**DATA SUPPLIED:**
··········
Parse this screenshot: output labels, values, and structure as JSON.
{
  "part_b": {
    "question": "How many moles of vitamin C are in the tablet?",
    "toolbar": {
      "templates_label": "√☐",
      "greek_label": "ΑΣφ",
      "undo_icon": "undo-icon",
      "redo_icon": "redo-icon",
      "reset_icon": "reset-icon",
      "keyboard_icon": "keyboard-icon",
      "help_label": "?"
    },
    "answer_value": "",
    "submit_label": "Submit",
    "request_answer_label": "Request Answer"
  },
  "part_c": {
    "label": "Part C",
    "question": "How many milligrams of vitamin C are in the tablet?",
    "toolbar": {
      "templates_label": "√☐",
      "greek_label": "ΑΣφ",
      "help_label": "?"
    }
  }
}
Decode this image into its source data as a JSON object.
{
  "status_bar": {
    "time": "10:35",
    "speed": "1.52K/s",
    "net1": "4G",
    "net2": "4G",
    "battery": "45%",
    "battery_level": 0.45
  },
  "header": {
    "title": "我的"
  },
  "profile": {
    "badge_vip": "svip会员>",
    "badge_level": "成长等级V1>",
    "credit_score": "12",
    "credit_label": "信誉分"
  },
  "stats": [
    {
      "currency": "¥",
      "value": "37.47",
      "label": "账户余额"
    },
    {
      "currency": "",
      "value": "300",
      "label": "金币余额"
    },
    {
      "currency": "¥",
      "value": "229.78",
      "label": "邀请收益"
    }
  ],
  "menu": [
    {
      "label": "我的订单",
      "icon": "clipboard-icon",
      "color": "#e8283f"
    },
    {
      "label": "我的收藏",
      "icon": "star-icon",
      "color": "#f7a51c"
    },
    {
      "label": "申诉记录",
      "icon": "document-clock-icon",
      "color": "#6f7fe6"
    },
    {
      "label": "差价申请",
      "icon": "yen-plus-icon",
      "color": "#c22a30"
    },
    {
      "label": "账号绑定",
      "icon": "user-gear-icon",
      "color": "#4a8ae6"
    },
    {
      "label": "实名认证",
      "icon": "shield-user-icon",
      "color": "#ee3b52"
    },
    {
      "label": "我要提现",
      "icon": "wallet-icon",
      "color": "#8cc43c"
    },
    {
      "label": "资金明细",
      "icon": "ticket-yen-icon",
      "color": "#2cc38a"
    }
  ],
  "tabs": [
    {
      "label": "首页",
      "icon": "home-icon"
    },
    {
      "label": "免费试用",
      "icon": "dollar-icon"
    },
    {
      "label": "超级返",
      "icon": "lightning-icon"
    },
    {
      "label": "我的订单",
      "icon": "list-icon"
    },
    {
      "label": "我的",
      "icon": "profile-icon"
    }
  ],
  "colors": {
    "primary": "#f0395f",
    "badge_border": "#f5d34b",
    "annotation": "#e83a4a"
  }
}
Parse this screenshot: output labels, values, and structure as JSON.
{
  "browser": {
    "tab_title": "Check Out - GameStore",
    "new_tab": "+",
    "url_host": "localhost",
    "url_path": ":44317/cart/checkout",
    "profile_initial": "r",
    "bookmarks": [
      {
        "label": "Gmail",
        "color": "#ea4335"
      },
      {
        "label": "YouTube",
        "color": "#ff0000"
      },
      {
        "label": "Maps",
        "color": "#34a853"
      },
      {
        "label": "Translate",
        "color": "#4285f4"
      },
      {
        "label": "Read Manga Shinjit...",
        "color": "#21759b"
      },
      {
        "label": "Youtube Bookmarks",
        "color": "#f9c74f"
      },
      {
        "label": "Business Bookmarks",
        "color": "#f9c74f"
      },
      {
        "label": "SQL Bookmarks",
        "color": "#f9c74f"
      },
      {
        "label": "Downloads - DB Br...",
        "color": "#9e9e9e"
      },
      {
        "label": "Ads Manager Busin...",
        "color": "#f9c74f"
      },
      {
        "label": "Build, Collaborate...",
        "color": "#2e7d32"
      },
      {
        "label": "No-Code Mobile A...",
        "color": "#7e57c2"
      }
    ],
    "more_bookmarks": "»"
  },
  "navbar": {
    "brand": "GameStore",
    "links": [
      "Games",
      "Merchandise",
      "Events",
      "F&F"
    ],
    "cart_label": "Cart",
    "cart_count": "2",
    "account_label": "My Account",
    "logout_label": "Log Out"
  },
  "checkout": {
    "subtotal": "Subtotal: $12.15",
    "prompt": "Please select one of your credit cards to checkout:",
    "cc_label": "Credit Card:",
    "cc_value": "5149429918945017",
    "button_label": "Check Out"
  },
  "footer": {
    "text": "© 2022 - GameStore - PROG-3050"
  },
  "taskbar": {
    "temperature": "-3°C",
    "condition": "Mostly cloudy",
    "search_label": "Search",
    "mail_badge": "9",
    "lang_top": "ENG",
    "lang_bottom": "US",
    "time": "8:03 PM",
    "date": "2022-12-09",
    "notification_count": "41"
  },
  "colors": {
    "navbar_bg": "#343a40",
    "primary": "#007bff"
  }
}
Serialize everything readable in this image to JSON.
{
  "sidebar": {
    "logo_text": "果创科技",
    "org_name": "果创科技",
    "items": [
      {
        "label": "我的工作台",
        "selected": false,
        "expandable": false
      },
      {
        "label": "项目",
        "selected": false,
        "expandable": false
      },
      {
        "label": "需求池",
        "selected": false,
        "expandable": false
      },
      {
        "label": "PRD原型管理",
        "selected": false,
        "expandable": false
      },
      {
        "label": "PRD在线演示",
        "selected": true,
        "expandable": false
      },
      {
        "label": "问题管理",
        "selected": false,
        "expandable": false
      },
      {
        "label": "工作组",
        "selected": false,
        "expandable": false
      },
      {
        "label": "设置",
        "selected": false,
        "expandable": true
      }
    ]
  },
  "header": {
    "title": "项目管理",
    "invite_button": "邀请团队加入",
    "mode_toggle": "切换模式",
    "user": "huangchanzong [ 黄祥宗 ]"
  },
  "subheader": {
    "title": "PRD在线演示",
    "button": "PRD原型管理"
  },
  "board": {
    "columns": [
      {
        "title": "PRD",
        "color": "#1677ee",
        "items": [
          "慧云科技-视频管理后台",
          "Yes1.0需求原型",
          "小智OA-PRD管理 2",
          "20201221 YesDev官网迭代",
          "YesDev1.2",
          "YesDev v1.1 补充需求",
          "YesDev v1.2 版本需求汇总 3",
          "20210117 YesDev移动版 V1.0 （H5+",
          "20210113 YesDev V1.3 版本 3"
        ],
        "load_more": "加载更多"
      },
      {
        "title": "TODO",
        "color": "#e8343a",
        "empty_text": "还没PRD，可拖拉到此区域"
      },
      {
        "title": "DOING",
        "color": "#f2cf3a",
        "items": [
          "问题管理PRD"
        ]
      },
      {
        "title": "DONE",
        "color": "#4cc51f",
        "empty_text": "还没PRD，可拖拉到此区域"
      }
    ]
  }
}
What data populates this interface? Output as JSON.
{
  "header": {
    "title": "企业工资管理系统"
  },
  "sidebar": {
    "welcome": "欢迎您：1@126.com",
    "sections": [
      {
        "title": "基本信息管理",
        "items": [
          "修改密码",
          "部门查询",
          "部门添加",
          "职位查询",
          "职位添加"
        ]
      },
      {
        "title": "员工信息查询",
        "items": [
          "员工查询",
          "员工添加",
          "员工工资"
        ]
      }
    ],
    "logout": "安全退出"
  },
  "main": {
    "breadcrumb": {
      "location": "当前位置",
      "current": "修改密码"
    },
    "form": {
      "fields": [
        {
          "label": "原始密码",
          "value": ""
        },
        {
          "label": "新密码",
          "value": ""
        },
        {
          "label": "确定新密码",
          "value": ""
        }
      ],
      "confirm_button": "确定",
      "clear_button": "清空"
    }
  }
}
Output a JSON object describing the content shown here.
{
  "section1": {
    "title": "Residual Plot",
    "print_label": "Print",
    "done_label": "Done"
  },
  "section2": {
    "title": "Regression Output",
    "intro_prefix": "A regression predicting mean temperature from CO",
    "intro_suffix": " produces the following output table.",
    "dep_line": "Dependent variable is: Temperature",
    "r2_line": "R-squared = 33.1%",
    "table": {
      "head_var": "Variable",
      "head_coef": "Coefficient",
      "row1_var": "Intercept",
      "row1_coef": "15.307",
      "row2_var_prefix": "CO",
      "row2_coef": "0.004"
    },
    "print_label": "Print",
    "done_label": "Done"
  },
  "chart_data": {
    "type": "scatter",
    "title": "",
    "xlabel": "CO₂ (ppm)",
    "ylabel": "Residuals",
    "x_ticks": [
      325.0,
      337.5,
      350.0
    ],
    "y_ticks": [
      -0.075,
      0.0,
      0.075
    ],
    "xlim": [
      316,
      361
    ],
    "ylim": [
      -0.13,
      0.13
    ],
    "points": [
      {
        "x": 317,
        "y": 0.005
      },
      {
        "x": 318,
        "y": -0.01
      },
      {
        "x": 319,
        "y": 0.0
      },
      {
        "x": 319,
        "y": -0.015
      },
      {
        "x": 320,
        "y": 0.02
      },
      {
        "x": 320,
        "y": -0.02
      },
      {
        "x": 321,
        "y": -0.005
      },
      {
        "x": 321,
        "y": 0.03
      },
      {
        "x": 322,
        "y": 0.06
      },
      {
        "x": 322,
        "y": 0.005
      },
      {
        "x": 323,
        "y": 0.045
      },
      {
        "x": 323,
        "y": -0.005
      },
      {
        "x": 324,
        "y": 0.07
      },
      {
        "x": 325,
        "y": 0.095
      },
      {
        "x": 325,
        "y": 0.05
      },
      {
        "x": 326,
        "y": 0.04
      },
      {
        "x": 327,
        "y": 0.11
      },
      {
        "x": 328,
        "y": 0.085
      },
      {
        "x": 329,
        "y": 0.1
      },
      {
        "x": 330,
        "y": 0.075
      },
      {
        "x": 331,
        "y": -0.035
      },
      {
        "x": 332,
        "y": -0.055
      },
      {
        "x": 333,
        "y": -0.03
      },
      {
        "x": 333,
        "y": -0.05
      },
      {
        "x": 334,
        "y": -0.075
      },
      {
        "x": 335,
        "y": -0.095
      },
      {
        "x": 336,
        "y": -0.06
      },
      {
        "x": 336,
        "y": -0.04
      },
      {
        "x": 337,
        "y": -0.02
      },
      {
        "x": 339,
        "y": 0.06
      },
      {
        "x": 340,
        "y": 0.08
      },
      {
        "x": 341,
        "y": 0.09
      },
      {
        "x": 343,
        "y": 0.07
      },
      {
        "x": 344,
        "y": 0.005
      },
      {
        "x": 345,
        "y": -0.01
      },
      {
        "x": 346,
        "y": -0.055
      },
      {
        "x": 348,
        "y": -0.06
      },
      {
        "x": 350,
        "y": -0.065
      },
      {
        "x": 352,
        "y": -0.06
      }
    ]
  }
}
··········
Work out how many lines of the data above contain the string "question" and give the number alone.

2